# Start of Rows
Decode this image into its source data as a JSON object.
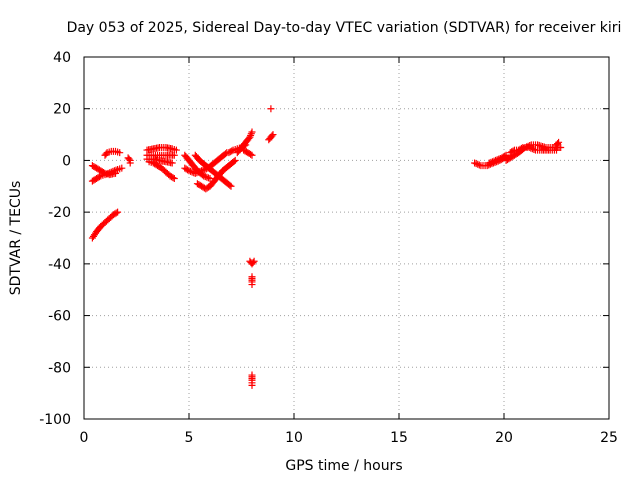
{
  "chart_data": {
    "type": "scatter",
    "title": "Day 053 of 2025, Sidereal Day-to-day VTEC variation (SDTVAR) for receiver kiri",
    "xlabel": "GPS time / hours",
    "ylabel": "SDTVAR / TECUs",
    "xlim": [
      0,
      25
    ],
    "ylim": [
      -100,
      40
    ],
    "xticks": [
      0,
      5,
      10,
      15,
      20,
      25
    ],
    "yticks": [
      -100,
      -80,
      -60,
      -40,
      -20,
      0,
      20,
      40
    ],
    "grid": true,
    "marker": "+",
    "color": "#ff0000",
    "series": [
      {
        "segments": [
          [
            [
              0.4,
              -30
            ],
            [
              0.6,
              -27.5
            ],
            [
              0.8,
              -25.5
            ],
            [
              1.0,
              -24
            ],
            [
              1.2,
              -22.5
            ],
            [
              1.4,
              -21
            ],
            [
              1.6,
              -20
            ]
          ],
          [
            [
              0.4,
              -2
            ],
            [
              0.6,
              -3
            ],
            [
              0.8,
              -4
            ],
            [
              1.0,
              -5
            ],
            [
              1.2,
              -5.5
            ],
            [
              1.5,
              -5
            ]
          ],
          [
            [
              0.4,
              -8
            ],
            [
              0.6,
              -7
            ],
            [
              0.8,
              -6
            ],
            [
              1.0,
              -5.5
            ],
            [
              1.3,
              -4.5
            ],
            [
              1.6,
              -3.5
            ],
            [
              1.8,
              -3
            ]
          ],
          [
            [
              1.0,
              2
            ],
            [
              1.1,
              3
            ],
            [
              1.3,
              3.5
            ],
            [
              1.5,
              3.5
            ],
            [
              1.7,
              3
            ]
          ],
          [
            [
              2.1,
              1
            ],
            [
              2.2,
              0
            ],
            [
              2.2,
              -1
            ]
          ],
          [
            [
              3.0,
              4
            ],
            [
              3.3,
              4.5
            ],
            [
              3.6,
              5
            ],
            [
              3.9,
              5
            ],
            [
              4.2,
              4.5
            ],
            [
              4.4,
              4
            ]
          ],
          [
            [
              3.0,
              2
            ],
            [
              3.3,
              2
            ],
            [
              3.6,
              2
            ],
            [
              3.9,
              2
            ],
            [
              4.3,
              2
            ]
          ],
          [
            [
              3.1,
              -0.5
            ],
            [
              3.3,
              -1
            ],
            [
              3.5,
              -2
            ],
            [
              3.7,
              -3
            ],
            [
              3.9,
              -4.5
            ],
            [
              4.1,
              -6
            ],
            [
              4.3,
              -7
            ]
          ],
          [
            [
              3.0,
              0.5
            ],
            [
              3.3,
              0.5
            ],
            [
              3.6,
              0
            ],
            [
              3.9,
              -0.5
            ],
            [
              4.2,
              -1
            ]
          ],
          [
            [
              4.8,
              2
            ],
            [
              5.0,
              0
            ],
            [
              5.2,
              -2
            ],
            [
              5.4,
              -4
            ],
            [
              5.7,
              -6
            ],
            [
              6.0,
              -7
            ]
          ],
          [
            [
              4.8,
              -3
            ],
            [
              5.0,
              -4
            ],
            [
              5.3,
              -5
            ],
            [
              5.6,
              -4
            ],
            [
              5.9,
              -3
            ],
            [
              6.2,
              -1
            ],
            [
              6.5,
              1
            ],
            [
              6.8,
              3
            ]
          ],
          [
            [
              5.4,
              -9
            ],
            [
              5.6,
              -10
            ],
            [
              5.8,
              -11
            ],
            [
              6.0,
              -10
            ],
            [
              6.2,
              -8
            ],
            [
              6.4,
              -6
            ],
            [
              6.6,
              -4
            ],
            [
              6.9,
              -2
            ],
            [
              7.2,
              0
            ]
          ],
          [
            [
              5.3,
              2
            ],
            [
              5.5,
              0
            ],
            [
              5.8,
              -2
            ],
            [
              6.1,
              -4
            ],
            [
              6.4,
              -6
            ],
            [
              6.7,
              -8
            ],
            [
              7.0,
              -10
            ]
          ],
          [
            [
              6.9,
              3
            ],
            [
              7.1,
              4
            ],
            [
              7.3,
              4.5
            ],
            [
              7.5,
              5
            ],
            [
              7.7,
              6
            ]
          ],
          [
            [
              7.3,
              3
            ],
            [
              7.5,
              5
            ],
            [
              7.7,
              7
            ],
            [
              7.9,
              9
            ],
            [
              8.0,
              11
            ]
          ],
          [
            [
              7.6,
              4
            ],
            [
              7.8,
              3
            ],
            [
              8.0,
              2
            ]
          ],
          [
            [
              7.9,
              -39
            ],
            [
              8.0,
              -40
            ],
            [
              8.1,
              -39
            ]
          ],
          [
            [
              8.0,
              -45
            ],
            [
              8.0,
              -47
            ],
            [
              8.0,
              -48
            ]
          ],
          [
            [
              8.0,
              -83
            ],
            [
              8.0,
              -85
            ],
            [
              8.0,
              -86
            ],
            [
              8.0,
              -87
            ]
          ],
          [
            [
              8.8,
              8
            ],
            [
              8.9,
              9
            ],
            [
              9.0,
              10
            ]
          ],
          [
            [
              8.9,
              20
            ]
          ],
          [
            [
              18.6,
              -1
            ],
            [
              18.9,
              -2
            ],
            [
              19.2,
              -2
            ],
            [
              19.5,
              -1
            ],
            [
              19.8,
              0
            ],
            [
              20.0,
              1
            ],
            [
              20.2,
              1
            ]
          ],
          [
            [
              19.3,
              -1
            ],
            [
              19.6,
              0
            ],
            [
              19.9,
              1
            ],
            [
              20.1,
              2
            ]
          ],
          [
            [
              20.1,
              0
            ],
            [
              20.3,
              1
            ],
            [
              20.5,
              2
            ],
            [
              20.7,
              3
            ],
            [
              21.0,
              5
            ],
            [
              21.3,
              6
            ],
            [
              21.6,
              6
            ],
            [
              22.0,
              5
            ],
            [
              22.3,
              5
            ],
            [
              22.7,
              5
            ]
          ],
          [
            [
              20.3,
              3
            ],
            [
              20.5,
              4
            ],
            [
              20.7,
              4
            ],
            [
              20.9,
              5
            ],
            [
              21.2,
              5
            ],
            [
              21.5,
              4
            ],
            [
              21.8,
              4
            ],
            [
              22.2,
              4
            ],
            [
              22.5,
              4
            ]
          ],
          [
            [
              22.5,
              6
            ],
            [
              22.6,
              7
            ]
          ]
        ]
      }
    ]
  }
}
# End of Rows
Prompt: In the entries above, locate every line with the word "SDTVAR" and copy it.

Solution to the exercise:
    "title": "Day 053 of 2025, Sidereal Day-to-day VTEC variation (SDTVAR) for receiver kiri",
    "ylabel": "SDTVAR / TECUs",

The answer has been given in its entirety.